======== RECORDED INFORMATION

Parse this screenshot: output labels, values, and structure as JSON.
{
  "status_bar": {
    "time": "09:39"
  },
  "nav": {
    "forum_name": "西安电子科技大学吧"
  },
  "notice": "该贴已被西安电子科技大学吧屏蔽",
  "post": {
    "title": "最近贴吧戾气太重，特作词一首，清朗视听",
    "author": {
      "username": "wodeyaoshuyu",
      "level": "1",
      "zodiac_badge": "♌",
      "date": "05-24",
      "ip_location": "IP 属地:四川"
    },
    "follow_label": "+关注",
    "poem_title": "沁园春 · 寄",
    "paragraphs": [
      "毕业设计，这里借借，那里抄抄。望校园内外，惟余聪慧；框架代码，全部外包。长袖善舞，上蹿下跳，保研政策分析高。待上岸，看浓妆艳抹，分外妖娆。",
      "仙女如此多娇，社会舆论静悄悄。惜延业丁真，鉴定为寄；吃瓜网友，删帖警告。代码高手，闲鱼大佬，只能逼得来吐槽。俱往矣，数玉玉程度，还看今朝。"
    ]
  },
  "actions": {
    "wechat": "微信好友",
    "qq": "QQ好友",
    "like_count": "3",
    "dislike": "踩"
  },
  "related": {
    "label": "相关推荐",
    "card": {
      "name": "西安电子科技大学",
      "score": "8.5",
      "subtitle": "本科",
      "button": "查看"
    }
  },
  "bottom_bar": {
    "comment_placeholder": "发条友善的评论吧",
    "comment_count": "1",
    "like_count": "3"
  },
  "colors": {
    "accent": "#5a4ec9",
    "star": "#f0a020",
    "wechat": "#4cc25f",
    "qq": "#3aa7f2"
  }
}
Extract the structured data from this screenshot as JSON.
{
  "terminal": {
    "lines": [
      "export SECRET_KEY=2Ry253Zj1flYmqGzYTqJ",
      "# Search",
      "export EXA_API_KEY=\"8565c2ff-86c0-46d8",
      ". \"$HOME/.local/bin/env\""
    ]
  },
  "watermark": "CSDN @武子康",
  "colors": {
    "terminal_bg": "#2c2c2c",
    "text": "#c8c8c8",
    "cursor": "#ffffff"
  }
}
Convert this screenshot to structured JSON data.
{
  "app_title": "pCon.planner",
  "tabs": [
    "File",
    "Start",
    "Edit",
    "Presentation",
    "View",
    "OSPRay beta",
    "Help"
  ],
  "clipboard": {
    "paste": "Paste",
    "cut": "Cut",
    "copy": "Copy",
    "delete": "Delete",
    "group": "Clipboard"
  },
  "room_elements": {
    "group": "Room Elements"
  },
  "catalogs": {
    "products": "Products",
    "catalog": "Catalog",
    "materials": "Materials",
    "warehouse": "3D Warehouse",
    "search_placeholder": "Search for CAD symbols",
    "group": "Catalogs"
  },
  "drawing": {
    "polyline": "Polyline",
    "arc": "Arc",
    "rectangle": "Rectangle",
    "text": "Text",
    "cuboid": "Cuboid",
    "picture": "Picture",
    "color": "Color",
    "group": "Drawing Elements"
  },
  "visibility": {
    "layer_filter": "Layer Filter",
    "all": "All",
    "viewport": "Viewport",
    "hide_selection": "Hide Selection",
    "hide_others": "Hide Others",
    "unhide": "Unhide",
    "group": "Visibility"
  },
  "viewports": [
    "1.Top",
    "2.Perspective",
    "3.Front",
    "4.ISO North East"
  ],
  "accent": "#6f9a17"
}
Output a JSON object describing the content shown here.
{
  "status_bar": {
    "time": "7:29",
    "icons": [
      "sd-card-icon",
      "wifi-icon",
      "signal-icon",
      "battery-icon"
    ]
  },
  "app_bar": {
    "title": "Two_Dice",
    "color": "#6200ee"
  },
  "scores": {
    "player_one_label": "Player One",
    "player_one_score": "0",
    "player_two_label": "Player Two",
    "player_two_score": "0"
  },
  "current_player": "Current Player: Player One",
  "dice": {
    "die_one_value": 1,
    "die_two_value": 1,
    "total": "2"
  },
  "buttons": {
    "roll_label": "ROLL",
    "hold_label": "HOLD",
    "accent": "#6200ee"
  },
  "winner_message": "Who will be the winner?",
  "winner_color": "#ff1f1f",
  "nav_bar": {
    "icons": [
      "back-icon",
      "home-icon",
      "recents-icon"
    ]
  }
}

================

Return exactly the lines of the data, and only those, from the line with "Output a JSON" through the last line, inclusive.

Output a JSON object describing the content shown here.
{
  "status_bar": {
    "time": "7:29",
    "icons": [
      "sd-card-icon",
      "wifi-icon",
      "signal-icon",
      "battery-icon"
    ]
  },
  "app_bar": {
    "title": "Two_Dice",
    "color": "#6200ee"
  },
  "scores": {
    "player_one_label": "Player One",
    "player_one_score": "0",
    "player_two_label": "Player Two",
    "player_two_score": "0"
  },
  "current_player": "Current Player: Player One",
  "dice": {
    "die_one_value": 1,
    "die_two_value": 1,
    "total": "2"
  },
  "buttons": {
    "roll_label": "ROLL",
    "hold_label": "HOLD",
    "accent": "#6200ee"
  },
  "winner_message": "Who will be the winner?",
  "winner_color": "#ff1f1f",
  "nav_bar": {
    "icons": [
      "back-icon",
      "home-icon",
      "recents-icon"
    ]
  }
}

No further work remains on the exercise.